#### [DATA EXCERPTS]
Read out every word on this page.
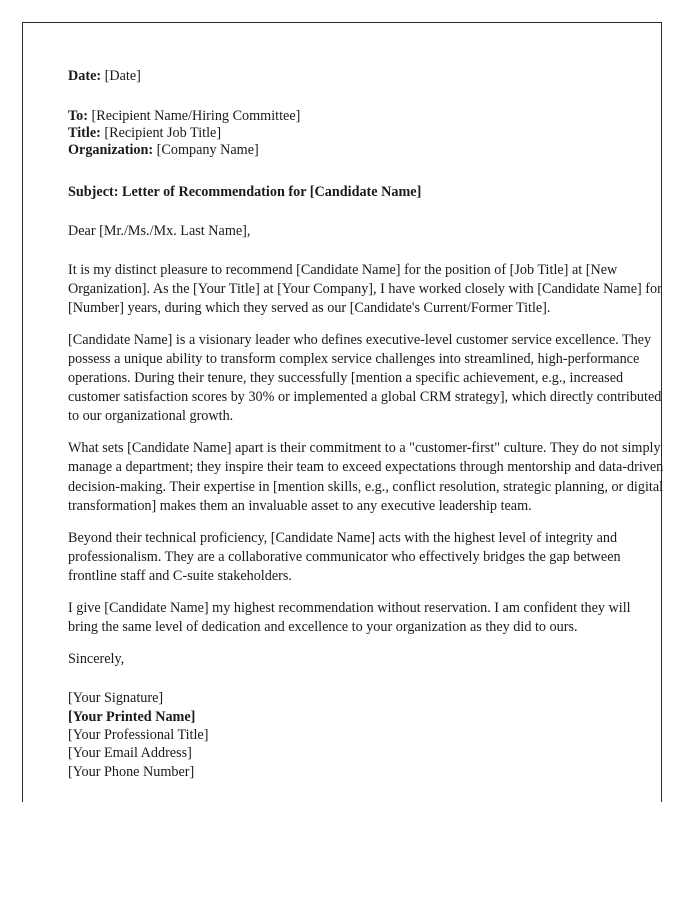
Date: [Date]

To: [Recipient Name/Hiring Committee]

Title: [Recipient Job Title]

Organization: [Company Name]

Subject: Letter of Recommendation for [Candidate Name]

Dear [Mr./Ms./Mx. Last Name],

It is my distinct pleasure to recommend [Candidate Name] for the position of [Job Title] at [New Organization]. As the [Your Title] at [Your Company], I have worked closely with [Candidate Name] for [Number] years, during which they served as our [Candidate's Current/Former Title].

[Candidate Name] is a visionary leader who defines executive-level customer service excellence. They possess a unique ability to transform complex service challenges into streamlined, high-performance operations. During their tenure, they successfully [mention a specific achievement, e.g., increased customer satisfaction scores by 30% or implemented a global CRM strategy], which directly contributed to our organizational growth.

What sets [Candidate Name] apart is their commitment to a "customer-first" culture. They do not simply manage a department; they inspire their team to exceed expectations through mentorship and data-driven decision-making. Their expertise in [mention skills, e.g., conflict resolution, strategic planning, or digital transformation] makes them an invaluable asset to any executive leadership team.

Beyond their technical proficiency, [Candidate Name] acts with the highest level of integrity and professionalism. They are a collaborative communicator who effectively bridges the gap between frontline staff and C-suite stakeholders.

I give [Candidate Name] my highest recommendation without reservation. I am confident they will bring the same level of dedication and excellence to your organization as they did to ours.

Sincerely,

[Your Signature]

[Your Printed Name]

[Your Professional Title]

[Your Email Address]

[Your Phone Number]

---

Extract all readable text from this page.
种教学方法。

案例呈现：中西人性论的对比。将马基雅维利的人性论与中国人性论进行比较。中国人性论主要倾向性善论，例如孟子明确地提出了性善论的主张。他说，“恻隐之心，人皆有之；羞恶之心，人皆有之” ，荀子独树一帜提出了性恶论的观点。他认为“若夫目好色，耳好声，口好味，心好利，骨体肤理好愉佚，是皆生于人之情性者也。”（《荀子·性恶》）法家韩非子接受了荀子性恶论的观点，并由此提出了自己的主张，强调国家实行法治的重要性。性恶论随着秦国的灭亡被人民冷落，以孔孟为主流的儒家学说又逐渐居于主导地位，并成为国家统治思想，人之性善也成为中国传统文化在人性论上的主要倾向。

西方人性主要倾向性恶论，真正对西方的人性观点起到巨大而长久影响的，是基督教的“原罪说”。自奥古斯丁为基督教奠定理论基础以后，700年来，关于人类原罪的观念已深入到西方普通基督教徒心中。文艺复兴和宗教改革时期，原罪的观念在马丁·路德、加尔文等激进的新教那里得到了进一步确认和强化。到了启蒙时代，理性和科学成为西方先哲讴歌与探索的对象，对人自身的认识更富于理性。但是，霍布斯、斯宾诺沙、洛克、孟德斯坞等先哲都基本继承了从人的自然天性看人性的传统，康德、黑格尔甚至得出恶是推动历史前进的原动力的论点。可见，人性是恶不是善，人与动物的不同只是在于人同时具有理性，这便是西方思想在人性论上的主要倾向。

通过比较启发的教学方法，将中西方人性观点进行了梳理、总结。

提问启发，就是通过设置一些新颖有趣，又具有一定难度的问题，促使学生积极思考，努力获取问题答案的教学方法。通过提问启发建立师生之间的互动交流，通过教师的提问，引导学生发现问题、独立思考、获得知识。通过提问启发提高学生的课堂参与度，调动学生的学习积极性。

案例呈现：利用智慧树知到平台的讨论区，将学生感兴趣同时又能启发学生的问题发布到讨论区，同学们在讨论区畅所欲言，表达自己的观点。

---

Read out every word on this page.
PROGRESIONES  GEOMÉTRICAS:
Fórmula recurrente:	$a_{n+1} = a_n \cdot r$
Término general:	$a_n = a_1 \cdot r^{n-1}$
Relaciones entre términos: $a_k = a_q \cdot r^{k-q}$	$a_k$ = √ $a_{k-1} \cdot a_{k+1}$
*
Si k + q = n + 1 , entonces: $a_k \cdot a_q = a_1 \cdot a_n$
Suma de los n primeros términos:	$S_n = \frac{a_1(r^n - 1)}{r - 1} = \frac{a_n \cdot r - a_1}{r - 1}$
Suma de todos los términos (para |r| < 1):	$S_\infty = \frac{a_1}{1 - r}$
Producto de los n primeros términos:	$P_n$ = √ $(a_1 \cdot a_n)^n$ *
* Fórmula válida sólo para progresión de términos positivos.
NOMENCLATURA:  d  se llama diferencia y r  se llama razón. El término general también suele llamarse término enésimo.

#### [GOAL]
Copy all lines above containing the string "案例呈现".

#### [FULL RESPONSE]
案例呈现：中西人性论的对比。将马基雅维利的人性论与中国人性论进行比较。中国人性论主要倾向性善论，例如孟子明确地提出了性善论的主张。他说，“恻隐之心，人皆有之；羞恶之心，人皆有之” ，荀子独树一帜提出了性恶论的观点。他认为“若夫目好色，耳好声，口好味，心好利，骨体肤理好愉佚，是皆生于人之情性者也。”（《荀子·性恶》）法家韩非子接受了荀子性恶论的观点，并由此提出了自己的主张，强调国家实行法治的重要性。性恶论随着秦国的灭亡被人民冷落，以孔孟为主流的儒家学说又逐渐居于主导地位，并成为国家统治思想，人之性善也成为中国传统文化在人性论上的主要倾向。
案例呈现：利用智慧树知到平台的讨论区，将学生感兴趣同时又能启发学生的问题发布到讨论区，同学们在讨论区畅所欲言，表达自己的观点。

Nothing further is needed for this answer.